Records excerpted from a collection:
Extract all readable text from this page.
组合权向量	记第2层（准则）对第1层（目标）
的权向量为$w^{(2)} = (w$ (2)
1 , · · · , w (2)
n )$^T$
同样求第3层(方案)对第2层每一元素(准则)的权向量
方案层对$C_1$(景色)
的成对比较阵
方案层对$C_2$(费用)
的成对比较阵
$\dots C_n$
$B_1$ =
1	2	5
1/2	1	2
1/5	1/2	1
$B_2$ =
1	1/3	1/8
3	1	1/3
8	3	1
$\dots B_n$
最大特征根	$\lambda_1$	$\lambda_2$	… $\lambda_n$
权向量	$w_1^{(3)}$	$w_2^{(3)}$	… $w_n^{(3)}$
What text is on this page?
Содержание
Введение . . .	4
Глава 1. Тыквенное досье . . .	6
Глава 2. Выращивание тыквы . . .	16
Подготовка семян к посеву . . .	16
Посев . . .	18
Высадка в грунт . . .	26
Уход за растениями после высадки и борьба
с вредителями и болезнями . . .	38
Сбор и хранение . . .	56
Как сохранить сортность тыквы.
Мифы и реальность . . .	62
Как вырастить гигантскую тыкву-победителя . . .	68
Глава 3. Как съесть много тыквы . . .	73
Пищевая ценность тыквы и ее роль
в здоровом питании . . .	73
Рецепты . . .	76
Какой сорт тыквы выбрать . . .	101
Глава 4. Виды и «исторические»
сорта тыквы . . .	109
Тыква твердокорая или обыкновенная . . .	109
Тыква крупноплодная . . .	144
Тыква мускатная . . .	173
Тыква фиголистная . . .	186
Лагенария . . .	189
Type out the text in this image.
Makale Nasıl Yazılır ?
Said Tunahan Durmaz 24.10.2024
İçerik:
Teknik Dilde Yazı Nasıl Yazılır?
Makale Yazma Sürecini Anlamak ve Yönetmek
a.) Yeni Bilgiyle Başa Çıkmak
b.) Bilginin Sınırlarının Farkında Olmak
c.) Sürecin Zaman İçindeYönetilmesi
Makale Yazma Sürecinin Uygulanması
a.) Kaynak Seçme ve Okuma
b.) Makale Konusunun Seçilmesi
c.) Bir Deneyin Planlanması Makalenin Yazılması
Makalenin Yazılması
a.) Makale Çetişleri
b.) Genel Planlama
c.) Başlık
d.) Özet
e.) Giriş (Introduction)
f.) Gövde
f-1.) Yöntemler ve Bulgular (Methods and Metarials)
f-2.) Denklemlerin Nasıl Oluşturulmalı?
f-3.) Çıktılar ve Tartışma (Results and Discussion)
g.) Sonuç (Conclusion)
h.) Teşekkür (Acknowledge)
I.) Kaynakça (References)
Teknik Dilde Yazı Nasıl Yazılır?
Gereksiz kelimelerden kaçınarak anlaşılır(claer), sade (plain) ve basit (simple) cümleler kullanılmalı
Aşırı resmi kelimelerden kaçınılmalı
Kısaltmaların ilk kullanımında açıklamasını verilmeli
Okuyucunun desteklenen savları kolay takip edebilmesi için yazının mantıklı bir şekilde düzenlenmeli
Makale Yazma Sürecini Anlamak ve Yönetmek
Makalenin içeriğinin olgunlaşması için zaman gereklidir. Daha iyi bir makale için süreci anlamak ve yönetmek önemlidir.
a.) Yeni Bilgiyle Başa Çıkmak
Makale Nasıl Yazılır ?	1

* _Direction_
Your reply is one number: how many lines of the records above contain the word "Nasıl".

* _Exercise solution_
5